» What the exercise asks
Quote the data below in full, please, without altering anything.

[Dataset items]
----

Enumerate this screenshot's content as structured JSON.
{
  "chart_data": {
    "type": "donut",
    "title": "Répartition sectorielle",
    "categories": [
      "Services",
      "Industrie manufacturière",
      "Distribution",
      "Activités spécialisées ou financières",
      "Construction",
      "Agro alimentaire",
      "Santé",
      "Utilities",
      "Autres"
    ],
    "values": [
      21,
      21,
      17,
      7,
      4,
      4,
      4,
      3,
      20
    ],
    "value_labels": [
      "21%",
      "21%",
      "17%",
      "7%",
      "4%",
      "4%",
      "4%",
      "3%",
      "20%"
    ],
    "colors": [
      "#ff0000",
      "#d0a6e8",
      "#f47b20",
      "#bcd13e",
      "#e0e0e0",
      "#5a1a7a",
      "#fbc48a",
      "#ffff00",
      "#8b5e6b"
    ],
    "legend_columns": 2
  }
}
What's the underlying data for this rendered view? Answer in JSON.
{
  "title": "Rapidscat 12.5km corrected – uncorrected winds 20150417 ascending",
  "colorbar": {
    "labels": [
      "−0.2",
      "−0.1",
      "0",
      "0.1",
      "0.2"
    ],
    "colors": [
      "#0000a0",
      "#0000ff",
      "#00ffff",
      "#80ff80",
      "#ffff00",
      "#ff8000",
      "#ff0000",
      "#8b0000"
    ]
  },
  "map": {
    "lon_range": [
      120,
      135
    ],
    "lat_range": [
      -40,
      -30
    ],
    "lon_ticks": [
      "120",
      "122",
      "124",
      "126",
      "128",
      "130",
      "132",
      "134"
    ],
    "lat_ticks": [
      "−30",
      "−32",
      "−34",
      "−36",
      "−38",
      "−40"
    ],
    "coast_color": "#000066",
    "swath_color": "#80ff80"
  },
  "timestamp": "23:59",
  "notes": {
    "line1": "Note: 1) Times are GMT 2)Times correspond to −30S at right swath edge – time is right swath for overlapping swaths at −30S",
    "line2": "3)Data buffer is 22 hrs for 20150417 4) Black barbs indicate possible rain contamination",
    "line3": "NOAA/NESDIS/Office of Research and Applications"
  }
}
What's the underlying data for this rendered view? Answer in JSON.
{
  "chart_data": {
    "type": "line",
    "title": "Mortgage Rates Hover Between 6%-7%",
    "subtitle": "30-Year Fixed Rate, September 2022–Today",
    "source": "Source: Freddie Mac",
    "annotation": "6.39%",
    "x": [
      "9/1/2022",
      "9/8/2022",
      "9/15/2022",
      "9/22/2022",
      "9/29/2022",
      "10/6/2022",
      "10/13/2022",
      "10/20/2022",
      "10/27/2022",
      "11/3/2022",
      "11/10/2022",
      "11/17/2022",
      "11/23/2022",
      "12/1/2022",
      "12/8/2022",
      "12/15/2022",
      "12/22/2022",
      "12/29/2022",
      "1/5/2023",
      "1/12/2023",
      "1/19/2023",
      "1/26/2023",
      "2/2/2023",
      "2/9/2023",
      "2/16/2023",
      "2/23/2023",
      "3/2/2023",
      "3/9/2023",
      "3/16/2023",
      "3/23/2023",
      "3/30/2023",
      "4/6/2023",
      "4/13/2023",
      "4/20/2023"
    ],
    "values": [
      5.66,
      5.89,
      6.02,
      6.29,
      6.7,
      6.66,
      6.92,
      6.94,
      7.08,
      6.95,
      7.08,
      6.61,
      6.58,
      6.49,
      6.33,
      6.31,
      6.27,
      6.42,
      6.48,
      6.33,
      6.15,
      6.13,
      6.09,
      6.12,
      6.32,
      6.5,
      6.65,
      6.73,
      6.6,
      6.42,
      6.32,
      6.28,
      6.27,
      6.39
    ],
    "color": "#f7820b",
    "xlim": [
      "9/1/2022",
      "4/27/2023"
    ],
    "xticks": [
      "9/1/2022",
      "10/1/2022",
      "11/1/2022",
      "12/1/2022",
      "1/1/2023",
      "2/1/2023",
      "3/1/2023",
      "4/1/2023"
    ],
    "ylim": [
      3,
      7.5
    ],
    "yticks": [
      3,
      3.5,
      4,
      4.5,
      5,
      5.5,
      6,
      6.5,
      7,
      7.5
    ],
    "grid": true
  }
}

----

» Task solution
Enumerate this screenshot's content as structured JSON.
{
  "chart_data": {
    "type": "donut",
    "title": "Répartition sectorielle",
    "categories": [
      "Services",
      "Industrie manufacturière",
      "Distribution",
      "Activités spécialisées ou financières",
      "Construction",
      "Agro alimentaire",
      "Santé",
      "Utilities",
      "Autres"
    ],
    "values": [
      21,
      21,
      17,
      7,
      4,
      4,
      4,
      3,
      20
    ],
    "value_labels": [
      "21%",
      "21%",
      "17%",
      "7%",
      "4%",
      "4%",
      "4%",
      "3%",
      "20%"
    ],
    "colors": [
      "#ff0000",
      "#d0a6e8",
      "#f47b20",
      "#bcd13e",
      "#e0e0e0",
      "#5a1a7a",
      "#fbc48a",
      "#ffff00",
      "#8b5e6b"
    ],
    "legend_columns": 2
  }
}
What's the underlying data for this rendered view? Answer in JSON.
{
  "title": "Rapidscat 12.5km corrected – uncorrected winds 20150417 ascending",
  "colorbar": {
    "labels": [
      "−0.2",
      "−0.1",
      "0",
      "0.1",
      "0.2"
    ],
    "colors": [
      "#0000a0",
      "#0000ff",
      "#00ffff",
      "#80ff80",
      "#ffff00",
      "#ff8000",
      "#ff0000",
      "#8b0000"
    ]
  },
  "map": {
    "lon_range": [
      120,
      135
    ],
    "lat_range": [
      -40,
      -30
    ],
    "lon_ticks": [
      "120",
      "122",
      "124",
      "126",
      "128",
      "130",
      "132",
      "134"
    ],
    "lat_ticks": [
      "−30",
      "−32",
      "−34",
      "−36",
      "−38",
      "−40"
    ],
    "coast_color": "#000066",
    "swath_color": "#80ff80"
  },
  "timestamp": "23:59",
  "notes": {
    "line1": "Note: 1) Times are GMT 2)Times correspond to −30S at right swath edge – time is right swath for overlapping swaths at −30S",
    "line2": "3)Data buffer is 22 hrs for 20150417 4) Black barbs indicate possible rain contamination",
    "line3": "NOAA/NESDIS/Office of Research and Applications"
  }
}
What's the underlying data for this rendered view? Answer in JSON.
{
  "chart_data": {
    "type": "line",
    "title": "Mortgage Rates Hover Between 6%-7%",
    "subtitle": "30-Year Fixed Rate, September 2022–Today",
    "source": "Source: Freddie Mac",
    "annotation": "6.39%",
    "x": [
      "9/1/2022",
      "9/8/2022",
      "9/15/2022",
      "9/22/2022",
      "9/29/2022",
      "10/6/2022",
      "10/13/2022",
      "10/20/2022",
      "10/27/2022",
      "11/3/2022",
      "11/10/2022",
      "11/17/2022",
      "11/23/2022",
      "12/1/2022",
      "12/8/2022",
      "12/15/2022",
      "12/22/2022",
      "12/29/2022",
      "1/5/2023",
      "1/12/2023",
      "1/19/2023",
      "1/26/2023",
      "2/2/2023",
      "2/9/2023",
      "2/16/2023",
      "2/23/2023",
      "3/2/2023",
      "3/9/2023",
      "3/16/2023",
      "3/23/2023",
      "3/30/2023",
      "4/6/2023",
      "4/13/2023",
      "4/20/2023"
    ],
    "values": [
      5.66,
      5.89,
      6.02,
      6.29,
      6.7,
      6.66,
      6.92,
      6.94,
      7.08,
      6.95,
      7.08,
      6.61,
      6.58,
      6.49,
      6.33,
      6.31,
      6.27,
      6.42,
      6.48,
      6.33,
      6.15,
      6.13,
      6.09,
      6.12,
      6.32,
      6.5,
      6.65,
      6.73,
      6.6,
      6.42,
      6.32,
      6.28,
      6.27,
      6.39
    ],
    "color": "#f7820b",
    "xlim": [
      "9/1/2022",
      "4/27/2023"
    ],
    "xticks": [
      "9/1/2022",
      "10/1/2022",
      "11/1/2022",
      "12/1/2022",
      "1/1/2023",
      "2/1/2023",
      "3/1/2023",
      "4/1/2023"
    ],
    "ylim": [
      3,
      7.5
    ],
    "yticks": [
      3,
      3.5,
      4,
      4.5,
      5,
      5.5,
      6,
      6.5,
      7,
      7.5
    ],
    "grid": true
  }
}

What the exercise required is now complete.